**YOUR GOAL**
Your reply should be one number: the count of lines holding the word "pontos".

**EXERCISE DATA**
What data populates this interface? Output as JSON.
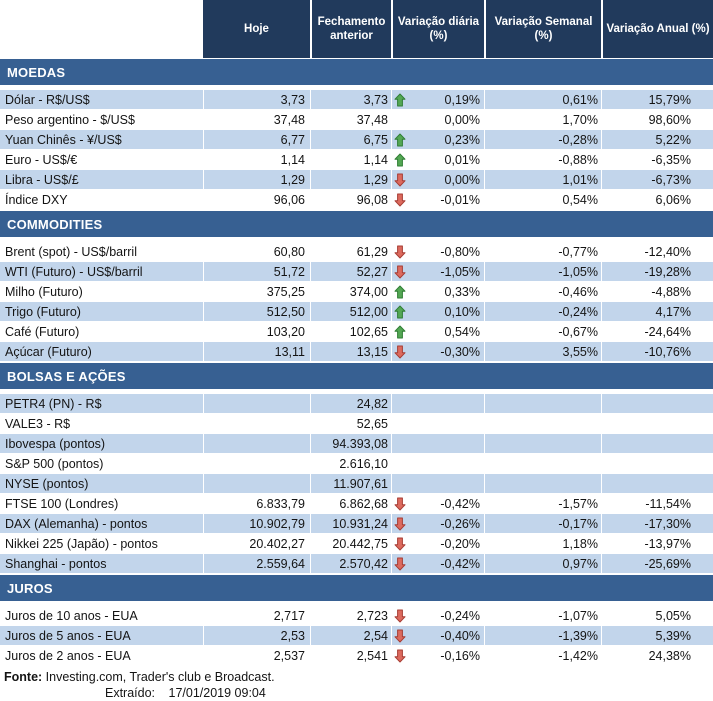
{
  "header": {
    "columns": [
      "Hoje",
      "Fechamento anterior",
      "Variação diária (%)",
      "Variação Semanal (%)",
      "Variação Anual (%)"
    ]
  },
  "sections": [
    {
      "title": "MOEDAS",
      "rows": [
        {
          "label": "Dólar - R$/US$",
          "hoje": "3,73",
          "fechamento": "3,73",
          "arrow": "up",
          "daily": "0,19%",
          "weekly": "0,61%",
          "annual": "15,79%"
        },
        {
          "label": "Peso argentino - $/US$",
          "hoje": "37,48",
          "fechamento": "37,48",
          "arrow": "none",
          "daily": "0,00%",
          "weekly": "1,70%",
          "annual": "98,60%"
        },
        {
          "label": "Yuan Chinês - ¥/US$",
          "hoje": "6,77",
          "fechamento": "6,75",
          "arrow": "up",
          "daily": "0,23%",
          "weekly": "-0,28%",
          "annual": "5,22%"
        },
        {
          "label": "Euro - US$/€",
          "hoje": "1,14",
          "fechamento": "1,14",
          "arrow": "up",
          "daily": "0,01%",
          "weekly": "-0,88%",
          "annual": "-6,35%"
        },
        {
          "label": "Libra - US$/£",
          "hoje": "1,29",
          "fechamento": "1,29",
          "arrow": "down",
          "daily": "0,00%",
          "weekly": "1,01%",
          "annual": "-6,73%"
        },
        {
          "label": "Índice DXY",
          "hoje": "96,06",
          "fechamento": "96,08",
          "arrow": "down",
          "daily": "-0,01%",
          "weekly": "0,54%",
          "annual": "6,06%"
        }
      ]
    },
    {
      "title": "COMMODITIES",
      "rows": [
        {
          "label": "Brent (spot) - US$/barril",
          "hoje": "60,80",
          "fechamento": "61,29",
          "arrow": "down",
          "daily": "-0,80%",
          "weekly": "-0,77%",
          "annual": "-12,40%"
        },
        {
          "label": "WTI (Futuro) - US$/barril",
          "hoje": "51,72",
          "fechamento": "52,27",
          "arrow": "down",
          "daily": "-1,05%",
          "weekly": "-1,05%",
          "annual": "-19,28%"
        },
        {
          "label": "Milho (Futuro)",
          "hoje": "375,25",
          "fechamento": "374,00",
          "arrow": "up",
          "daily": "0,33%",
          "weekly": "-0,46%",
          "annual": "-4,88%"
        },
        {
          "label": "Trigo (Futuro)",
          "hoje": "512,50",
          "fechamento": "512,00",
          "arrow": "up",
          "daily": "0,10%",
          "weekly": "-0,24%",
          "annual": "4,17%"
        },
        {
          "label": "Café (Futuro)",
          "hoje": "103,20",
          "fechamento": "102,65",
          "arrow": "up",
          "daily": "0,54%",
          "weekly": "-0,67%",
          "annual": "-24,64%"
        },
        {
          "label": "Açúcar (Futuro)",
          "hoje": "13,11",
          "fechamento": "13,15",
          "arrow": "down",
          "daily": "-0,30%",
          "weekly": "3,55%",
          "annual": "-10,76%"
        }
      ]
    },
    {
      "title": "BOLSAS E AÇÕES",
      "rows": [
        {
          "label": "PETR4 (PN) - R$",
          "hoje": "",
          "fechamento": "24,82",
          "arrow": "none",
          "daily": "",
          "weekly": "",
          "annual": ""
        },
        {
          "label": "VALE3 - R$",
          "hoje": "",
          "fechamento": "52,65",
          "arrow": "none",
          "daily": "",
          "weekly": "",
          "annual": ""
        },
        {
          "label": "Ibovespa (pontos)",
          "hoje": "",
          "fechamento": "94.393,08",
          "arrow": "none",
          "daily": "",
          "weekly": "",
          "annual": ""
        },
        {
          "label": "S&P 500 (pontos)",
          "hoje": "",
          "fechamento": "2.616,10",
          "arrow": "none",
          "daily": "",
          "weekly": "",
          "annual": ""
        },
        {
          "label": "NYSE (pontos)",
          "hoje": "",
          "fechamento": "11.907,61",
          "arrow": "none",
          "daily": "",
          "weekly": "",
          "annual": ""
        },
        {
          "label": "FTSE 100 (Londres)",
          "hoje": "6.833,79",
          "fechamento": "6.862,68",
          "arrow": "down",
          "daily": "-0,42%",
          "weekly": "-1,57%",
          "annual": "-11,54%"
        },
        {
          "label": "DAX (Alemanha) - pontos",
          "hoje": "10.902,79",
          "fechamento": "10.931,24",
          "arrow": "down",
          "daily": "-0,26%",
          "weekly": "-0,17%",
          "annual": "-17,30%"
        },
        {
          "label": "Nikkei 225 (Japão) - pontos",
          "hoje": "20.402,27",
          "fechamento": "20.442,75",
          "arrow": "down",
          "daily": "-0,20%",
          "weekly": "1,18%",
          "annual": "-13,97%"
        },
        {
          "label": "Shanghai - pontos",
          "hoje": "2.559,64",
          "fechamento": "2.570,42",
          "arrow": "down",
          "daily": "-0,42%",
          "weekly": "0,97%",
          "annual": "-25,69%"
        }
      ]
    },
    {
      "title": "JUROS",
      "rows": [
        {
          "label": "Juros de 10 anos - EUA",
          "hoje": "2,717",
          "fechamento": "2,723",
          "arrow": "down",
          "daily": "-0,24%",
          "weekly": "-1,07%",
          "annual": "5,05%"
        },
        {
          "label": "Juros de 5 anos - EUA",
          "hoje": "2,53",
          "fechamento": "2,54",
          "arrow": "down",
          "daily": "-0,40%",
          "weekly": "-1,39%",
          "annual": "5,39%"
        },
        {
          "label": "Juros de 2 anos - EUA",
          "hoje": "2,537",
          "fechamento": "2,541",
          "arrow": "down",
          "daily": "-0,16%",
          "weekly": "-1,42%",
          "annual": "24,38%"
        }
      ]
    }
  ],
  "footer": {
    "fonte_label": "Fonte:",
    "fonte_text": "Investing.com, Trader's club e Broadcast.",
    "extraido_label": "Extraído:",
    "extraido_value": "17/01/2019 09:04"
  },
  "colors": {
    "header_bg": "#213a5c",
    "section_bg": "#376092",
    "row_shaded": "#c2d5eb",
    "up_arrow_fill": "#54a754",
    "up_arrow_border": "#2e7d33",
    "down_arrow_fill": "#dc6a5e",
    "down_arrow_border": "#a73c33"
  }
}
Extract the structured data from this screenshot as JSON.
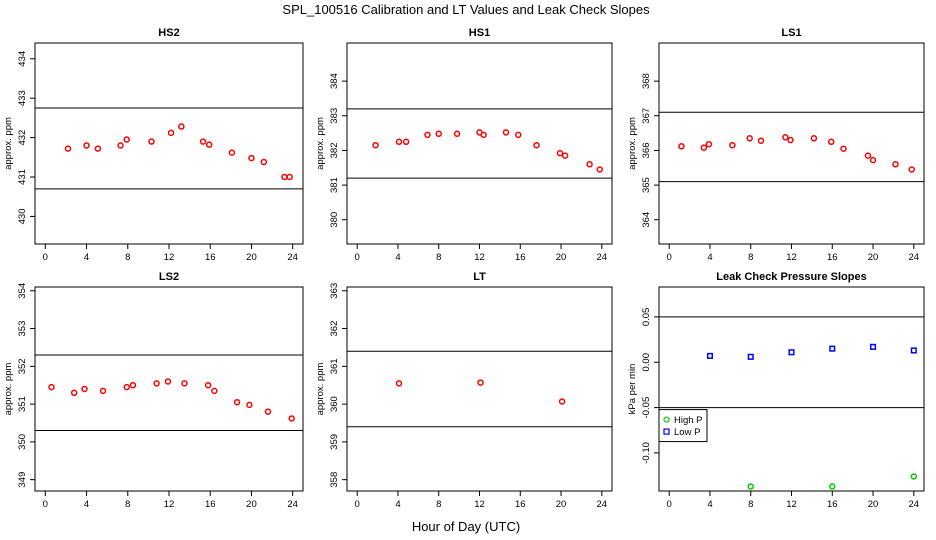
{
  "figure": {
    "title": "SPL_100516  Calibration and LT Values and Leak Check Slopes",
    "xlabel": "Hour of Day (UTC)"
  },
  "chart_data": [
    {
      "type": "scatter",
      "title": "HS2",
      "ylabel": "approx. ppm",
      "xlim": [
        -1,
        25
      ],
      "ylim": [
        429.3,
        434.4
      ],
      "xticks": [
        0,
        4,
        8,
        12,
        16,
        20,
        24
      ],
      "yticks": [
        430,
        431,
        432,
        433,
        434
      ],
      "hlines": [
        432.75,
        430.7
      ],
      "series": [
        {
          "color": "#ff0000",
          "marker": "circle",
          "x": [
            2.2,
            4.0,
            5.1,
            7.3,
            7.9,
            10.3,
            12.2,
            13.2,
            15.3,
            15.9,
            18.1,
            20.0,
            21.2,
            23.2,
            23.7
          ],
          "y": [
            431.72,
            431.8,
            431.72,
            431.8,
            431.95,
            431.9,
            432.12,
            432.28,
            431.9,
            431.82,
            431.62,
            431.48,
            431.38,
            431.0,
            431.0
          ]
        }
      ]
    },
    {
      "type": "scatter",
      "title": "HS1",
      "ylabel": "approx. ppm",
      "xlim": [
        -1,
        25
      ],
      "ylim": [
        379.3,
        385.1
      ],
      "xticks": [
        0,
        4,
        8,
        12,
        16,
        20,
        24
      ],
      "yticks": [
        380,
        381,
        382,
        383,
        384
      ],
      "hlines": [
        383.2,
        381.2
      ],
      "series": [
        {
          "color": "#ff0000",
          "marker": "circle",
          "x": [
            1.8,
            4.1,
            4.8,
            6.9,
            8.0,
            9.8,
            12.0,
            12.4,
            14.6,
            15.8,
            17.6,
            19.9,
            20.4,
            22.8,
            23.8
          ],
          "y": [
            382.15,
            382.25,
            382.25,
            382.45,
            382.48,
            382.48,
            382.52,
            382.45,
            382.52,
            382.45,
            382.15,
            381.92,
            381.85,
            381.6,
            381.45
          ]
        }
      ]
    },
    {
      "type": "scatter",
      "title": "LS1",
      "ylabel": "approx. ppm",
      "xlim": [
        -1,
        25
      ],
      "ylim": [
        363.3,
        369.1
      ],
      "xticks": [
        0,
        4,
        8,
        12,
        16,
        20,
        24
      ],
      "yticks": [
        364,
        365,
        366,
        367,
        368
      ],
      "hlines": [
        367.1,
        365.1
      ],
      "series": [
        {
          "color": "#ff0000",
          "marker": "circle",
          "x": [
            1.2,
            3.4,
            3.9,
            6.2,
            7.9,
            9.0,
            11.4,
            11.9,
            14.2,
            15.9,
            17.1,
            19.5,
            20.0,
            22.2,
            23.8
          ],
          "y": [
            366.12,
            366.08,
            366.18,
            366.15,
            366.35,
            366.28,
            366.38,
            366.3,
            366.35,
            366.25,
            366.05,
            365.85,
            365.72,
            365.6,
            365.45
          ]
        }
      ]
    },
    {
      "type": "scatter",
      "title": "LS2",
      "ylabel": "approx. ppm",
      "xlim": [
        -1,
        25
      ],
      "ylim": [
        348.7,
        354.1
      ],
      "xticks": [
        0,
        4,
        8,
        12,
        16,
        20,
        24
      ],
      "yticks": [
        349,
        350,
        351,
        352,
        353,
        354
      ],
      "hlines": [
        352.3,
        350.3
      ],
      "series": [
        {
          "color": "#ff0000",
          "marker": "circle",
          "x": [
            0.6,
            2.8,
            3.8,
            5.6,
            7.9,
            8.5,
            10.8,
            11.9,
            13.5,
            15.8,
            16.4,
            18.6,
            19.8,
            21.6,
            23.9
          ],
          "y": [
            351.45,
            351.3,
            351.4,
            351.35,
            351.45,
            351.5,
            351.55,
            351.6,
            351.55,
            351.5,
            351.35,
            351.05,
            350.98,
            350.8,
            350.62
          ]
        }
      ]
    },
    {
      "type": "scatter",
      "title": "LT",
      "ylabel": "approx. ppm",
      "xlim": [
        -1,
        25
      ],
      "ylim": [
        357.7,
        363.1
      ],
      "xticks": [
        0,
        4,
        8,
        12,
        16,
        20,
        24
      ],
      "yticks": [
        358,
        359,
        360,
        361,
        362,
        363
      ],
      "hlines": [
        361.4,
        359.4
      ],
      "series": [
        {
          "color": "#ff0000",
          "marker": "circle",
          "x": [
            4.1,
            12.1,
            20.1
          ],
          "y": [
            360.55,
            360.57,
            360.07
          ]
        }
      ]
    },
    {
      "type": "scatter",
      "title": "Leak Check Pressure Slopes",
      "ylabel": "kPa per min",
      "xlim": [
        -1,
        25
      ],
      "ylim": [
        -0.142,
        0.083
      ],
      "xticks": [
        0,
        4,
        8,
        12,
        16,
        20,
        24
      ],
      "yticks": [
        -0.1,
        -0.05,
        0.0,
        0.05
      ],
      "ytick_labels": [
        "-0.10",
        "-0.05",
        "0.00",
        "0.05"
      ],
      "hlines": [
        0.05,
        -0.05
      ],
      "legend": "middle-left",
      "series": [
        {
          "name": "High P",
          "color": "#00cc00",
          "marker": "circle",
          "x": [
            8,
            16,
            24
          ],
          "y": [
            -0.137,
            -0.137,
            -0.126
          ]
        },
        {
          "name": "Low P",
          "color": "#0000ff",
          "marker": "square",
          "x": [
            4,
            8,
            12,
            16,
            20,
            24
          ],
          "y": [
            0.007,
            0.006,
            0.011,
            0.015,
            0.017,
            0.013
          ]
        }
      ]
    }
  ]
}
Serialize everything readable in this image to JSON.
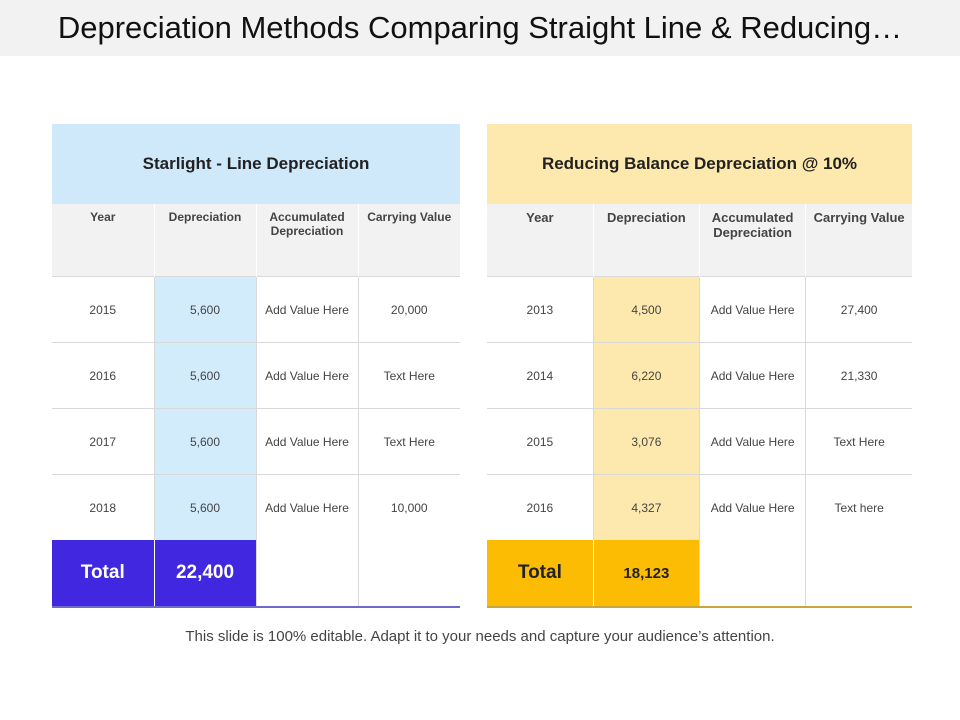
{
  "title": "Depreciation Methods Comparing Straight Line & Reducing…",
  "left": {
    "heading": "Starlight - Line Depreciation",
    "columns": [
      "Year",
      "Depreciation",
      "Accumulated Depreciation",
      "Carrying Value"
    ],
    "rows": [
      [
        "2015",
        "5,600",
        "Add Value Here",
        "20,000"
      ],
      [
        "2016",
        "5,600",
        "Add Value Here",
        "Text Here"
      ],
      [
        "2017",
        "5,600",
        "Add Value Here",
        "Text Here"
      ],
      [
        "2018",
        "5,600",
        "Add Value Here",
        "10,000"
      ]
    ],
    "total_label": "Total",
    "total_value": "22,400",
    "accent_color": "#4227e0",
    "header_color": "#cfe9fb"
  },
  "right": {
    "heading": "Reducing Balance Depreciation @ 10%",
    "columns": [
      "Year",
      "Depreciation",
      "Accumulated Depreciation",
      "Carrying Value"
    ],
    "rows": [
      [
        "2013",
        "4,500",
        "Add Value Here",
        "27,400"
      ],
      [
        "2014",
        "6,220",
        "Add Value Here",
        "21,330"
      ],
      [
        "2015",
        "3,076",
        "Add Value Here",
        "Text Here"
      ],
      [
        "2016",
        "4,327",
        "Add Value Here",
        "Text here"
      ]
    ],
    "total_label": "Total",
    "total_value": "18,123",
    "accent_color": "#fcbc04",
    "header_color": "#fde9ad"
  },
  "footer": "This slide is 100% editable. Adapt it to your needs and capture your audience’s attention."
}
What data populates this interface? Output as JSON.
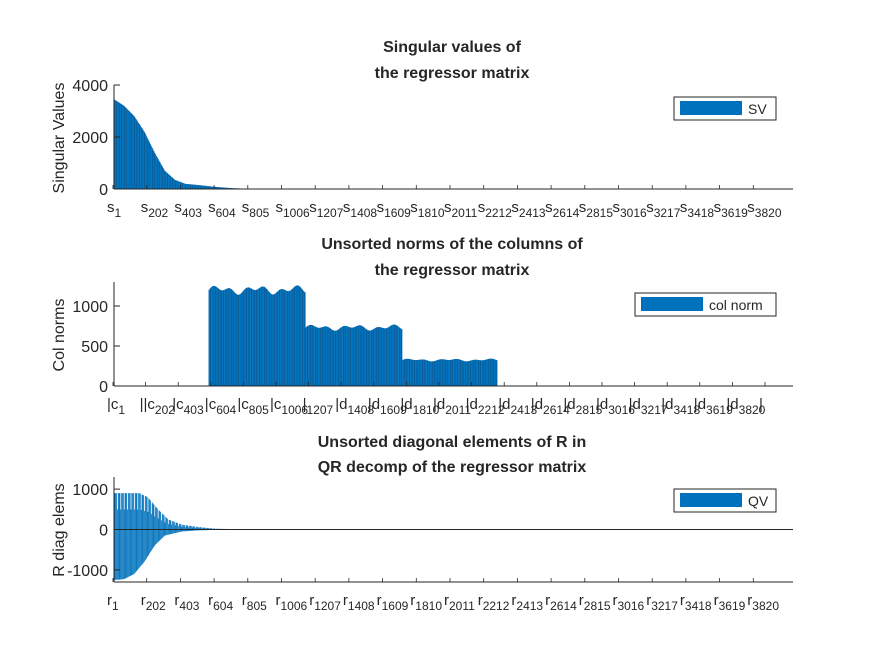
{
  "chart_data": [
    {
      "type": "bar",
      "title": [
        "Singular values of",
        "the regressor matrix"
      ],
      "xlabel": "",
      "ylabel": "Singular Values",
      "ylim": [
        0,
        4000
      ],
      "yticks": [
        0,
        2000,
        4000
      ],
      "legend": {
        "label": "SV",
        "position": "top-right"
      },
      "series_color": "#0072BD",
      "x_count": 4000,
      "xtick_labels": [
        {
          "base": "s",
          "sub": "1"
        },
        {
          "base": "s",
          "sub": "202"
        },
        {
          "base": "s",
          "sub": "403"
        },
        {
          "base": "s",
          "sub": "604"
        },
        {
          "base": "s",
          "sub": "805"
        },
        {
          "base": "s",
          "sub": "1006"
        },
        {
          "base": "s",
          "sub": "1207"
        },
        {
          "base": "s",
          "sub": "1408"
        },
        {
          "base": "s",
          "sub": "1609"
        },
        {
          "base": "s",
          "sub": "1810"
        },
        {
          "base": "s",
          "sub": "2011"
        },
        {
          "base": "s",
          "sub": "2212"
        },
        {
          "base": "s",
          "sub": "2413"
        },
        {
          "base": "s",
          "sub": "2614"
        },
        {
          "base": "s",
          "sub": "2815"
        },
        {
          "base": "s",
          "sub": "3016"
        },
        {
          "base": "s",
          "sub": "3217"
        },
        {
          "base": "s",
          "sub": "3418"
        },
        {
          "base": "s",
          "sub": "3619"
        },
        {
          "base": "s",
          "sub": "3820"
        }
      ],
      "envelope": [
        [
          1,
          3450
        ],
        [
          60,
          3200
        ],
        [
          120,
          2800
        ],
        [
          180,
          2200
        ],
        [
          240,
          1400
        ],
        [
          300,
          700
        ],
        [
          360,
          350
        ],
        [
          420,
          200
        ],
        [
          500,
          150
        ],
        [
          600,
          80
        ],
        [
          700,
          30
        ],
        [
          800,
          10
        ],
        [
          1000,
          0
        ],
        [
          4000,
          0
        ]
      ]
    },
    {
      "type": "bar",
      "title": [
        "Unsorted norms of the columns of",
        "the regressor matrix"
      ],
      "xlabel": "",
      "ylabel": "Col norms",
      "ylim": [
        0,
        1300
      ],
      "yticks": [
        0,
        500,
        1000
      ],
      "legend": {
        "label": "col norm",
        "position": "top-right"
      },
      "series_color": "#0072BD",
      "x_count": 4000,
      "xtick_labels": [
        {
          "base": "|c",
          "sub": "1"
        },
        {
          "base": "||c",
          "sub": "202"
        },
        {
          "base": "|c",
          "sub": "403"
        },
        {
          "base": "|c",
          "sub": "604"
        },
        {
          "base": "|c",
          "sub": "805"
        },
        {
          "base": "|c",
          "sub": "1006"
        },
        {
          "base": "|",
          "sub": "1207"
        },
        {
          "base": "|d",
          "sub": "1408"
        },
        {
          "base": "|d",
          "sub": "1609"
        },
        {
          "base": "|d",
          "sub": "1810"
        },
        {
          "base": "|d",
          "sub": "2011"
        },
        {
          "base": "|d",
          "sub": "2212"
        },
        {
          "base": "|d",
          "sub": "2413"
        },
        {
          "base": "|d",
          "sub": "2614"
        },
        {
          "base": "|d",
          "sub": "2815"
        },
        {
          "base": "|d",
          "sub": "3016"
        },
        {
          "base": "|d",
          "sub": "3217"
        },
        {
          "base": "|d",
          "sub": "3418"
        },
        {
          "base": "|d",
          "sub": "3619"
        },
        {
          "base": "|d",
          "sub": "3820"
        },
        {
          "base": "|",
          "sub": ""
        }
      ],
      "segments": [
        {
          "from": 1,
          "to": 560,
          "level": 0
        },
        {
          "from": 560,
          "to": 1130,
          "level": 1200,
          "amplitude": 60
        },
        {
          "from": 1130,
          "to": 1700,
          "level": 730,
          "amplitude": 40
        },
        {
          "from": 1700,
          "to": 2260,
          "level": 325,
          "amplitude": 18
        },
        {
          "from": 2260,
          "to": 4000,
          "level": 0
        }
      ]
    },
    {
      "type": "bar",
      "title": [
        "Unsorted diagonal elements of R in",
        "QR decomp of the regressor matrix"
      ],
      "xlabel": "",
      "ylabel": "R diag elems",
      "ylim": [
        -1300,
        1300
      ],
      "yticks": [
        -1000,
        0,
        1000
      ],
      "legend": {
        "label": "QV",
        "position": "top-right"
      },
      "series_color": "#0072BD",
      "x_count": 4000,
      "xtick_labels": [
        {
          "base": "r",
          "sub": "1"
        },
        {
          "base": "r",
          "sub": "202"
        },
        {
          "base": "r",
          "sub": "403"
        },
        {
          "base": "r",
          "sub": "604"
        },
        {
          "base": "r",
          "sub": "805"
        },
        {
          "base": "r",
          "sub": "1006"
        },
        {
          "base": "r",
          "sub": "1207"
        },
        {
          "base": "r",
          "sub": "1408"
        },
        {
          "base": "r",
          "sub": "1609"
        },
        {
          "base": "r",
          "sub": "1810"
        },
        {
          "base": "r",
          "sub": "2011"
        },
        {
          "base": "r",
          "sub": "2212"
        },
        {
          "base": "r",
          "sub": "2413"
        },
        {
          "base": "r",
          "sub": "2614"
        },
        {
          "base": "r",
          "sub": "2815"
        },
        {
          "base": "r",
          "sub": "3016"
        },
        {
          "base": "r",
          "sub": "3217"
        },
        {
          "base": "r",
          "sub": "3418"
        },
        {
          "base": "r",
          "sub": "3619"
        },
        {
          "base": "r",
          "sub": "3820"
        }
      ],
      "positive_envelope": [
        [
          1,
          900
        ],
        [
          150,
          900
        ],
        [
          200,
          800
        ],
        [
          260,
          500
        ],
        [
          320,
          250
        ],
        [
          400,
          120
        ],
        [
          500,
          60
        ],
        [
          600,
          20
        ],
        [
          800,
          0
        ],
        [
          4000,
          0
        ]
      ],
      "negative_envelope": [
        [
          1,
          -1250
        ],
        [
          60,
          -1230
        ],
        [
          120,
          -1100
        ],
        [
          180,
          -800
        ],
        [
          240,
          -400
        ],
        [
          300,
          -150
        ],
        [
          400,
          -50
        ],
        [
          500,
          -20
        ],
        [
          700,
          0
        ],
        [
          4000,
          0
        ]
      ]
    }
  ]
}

**COMPLETE RESPONSE**
6